All of the entries need to be written out again, exactly as they are.
⟨
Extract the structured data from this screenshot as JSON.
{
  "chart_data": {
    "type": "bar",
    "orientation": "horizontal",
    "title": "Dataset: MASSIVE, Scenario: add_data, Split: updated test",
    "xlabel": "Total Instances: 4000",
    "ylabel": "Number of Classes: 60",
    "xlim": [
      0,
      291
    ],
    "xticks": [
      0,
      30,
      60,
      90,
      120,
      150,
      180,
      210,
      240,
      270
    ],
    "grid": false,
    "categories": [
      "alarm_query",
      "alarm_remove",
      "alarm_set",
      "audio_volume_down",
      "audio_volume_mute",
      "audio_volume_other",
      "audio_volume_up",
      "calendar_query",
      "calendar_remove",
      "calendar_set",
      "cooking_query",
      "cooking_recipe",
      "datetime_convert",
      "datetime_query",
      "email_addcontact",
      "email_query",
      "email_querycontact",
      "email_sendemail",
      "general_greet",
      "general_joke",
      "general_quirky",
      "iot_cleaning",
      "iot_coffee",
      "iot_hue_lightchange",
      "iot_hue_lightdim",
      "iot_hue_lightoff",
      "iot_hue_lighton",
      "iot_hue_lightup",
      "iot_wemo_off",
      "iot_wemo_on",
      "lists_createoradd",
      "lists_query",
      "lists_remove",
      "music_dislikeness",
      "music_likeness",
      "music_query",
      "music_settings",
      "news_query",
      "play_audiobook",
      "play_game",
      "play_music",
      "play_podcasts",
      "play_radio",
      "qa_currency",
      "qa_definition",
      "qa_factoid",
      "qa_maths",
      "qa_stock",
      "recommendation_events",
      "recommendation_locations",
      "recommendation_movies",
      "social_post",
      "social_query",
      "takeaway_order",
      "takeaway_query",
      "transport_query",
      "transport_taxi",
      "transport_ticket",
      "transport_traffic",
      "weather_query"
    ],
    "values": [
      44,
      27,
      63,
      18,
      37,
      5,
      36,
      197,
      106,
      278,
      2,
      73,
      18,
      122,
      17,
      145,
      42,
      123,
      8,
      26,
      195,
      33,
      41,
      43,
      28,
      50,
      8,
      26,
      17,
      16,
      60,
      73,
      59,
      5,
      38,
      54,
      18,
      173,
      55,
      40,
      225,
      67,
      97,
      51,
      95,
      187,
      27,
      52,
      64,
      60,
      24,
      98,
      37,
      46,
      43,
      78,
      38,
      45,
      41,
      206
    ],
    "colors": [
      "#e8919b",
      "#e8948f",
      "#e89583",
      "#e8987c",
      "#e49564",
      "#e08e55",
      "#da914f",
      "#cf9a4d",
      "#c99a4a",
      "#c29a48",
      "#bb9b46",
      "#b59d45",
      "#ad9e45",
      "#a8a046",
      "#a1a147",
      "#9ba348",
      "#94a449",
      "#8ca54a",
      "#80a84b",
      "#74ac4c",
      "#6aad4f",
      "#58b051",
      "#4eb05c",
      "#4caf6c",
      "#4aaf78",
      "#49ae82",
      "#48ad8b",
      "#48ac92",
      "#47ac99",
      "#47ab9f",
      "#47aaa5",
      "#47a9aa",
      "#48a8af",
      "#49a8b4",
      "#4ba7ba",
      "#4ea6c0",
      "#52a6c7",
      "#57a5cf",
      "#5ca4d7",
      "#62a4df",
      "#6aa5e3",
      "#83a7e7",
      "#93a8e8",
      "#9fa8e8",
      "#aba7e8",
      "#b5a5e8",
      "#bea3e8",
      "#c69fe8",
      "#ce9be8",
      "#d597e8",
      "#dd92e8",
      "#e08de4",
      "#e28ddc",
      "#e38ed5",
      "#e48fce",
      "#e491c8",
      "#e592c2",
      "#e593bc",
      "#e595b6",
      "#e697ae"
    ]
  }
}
⟩
# WRITTEN SOLUTION:
Extract the structured data from this screenshot as JSON.
{
  "chart_data": {
    "type": "bar",
    "orientation": "horizontal",
    "title": "Dataset: MASSIVE, Scenario: add_data, Split: updated test",
    "xlabel": "Total Instances: 4000",
    "ylabel": "Number of Classes: 60",
    "xlim": [
      0,
      291
    ],
    "xticks": [
      0,
      30,
      60,
      90,
      120,
      150,
      180,
      210,
      240,
      270
    ],
    "grid": false,
    "categories": [
      "alarm_query",
      "alarm_remove",
      "alarm_set",
      "audio_volume_down",
      "audio_volume_mute",
      "audio_volume_other",
      "audio_volume_up",
      "calendar_query",
      "calendar_remove",
      "calendar_set",
      "cooking_query",
      "cooking_recipe",
      "datetime_convert",
      "datetime_query",
      "email_addcontact",
      "email_query",
      "email_querycontact",
      "email_sendemail",
      "general_greet",
      "general_joke",
      "general_quirky",
      "iot_cleaning",
      "iot_coffee",
      "iot_hue_lightchange",
      "iot_hue_lightdim",
      "iot_hue_lightoff",
      "iot_hue_lighton",
      "iot_hue_lightup",
      "iot_wemo_off",
      "iot_wemo_on",
      "lists_createoradd",
      "lists_query",
      "lists_remove",
      "music_dislikeness",
      "music_likeness",
      "music_query",
      "music_settings",
      "news_query",
      "play_audiobook",
      "play_game",
      "play_music",
      "play_podcasts",
      "play_radio",
      "qa_currency",
      "qa_definition",
      "qa_factoid",
      "qa_maths",
      "qa_stock",
      "recommendation_events",
      "recommendation_locations",
      "recommendation_movies",
      "social_post",
      "social_query",
      "takeaway_order",
      "takeaway_query",
      "transport_query",
      "transport_taxi",
      "transport_ticket",
      "transport_traffic",
      "weather_query"
    ],
    "values": [
      44,
      27,
      63,
      18,
      37,
      5,
      36,
      197,
      106,
      278,
      2,
      73,
      18,
      122,
      17,
      145,
      42,
      123,
      8,
      26,
      195,
      33,
      41,
      43,
      28,
      50,
      8,
      26,
      17,
      16,
      60,
      73,
      59,
      5,
      38,
      54,
      18,
      173,
      55,
      40,
      225,
      67,
      97,
      51,
      95,
      187,
      27,
      52,
      64,
      60,
      24,
      98,
      37,
      46,
      43,
      78,
      38,
      45,
      41,
      206
    ],
    "colors": [
      "#e8919b",
      "#e8948f",
      "#e89583",
      "#e8987c",
      "#e49564",
      "#e08e55",
      "#da914f",
      "#cf9a4d",
      "#c99a4a",
      "#c29a48",
      "#bb9b46",
      "#b59d45",
      "#ad9e45",
      "#a8a046",
      "#a1a147",
      "#9ba348",
      "#94a449",
      "#8ca54a",
      "#80a84b",
      "#74ac4c",
      "#6aad4f",
      "#58b051",
      "#4eb05c",
      "#4caf6c",
      "#4aaf78",
      "#49ae82",
      "#48ad8b",
      "#48ac92",
      "#47ac99",
      "#47ab9f",
      "#47aaa5",
      "#47a9aa",
      "#48a8af",
      "#49a8b4",
      "#4ba7ba",
      "#4ea6c0",
      "#52a6c7",
      "#57a5cf",
      "#5ca4d7",
      "#62a4df",
      "#6aa5e3",
      "#83a7e7",
      "#93a8e8",
      "#9fa8e8",
      "#aba7e8",
      "#b5a5e8",
      "#bea3e8",
      "#c69fe8",
      "#ce9be8",
      "#d597e8",
      "#dd92e8",
      "#e08de4",
      "#e28ddc",
      "#e38ed5",
      "#e48fce",
      "#e491c8",
      "#e592c2",
      "#e593bc",
      "#e595b6",
      "#e697ae"
    ]
  }
}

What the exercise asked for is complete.